▶ _WRITTEN TASK_: Each line containing the word "Click" needs to be copied.

[start of PROVIDED INFORMATION]

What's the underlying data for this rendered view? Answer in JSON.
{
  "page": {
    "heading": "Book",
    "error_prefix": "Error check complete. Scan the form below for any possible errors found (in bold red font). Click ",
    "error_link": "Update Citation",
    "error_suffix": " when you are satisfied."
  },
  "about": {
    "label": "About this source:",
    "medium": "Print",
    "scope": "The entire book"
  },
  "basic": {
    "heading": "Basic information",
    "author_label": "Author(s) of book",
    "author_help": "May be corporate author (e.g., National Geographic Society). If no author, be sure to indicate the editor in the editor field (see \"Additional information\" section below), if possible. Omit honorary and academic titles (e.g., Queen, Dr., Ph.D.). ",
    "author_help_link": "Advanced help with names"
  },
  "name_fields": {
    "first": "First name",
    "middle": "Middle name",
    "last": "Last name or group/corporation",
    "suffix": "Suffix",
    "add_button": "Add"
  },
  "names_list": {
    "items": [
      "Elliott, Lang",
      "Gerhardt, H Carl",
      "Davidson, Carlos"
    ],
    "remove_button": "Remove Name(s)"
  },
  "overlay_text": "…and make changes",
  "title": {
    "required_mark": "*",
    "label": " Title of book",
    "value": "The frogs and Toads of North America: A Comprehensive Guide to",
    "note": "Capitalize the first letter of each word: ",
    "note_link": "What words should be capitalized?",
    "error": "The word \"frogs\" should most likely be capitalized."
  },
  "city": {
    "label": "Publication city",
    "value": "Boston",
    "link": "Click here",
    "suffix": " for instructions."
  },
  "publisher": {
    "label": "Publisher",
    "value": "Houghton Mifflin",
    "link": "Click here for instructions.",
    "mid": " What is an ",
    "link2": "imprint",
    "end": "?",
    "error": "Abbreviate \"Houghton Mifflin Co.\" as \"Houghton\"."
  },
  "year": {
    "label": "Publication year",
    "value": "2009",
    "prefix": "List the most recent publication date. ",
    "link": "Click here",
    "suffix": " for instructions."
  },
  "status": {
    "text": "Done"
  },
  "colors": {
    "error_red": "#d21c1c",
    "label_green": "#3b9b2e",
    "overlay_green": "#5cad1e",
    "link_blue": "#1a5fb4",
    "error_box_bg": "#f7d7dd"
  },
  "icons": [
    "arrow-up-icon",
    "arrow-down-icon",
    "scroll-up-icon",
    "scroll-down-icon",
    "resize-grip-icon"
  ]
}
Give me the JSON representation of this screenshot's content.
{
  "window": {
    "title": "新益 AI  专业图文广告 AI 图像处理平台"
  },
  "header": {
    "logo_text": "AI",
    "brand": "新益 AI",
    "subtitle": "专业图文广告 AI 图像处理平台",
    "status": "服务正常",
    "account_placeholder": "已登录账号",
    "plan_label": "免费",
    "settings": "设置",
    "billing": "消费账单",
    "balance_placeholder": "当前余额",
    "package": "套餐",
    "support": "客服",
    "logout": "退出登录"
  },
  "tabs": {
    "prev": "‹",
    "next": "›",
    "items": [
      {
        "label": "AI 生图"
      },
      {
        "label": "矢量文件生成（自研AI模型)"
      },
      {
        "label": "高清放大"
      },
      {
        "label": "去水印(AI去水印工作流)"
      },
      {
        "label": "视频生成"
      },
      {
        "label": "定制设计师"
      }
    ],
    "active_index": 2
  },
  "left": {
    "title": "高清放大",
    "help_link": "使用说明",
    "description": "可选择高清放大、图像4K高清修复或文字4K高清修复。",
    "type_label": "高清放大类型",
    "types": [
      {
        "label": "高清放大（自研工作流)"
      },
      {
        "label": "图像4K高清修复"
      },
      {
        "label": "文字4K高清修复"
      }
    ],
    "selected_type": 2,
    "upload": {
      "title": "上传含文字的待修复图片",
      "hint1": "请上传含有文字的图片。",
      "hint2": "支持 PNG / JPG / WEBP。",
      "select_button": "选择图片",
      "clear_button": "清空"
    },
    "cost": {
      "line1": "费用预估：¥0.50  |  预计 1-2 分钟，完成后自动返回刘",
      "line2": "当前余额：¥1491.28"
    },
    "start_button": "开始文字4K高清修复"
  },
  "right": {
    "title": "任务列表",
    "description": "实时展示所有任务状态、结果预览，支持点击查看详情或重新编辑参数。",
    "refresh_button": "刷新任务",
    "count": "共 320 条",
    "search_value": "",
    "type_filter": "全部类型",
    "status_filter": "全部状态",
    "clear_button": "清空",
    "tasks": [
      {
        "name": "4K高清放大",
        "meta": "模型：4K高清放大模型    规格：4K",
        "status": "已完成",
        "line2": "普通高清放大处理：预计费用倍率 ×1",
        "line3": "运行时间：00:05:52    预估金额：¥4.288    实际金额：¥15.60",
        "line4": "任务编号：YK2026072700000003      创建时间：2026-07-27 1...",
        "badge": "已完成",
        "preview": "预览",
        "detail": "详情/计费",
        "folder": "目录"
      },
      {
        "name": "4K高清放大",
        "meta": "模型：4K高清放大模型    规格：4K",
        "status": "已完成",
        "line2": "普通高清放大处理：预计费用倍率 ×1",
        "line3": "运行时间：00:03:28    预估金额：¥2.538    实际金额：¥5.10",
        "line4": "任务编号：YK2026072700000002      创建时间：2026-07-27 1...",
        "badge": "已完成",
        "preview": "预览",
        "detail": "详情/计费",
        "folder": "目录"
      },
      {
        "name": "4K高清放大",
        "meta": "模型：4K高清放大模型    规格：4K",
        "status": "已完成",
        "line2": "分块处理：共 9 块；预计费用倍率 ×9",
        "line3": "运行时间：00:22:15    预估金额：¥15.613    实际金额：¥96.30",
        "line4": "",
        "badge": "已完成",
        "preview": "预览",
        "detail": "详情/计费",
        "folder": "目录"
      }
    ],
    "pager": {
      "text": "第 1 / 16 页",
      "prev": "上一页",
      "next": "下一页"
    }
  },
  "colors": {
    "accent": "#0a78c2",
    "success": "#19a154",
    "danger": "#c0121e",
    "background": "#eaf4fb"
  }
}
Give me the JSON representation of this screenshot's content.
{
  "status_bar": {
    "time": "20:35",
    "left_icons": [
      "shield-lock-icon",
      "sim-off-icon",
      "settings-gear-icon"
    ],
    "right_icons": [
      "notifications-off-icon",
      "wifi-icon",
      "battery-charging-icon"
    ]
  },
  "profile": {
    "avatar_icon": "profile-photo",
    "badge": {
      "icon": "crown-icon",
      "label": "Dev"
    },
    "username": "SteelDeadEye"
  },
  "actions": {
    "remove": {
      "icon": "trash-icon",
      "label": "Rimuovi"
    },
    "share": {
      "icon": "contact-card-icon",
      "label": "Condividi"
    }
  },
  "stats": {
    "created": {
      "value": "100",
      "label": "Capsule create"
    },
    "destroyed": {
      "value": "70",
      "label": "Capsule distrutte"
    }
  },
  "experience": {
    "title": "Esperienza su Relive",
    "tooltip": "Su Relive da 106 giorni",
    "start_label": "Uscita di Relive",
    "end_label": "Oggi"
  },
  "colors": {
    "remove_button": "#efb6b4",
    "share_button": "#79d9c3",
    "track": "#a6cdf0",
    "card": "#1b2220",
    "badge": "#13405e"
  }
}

[end of PROVIDED INFORMATION]

▶ _SOLUTION TO THIS TASK_:
    "error_prefix": "Error check complete. Scan the form below for any possible errors found (in bold red font). Click ",
    "link": "Click here",
    "link": "Click here for instructions.",
    "link": "Click here",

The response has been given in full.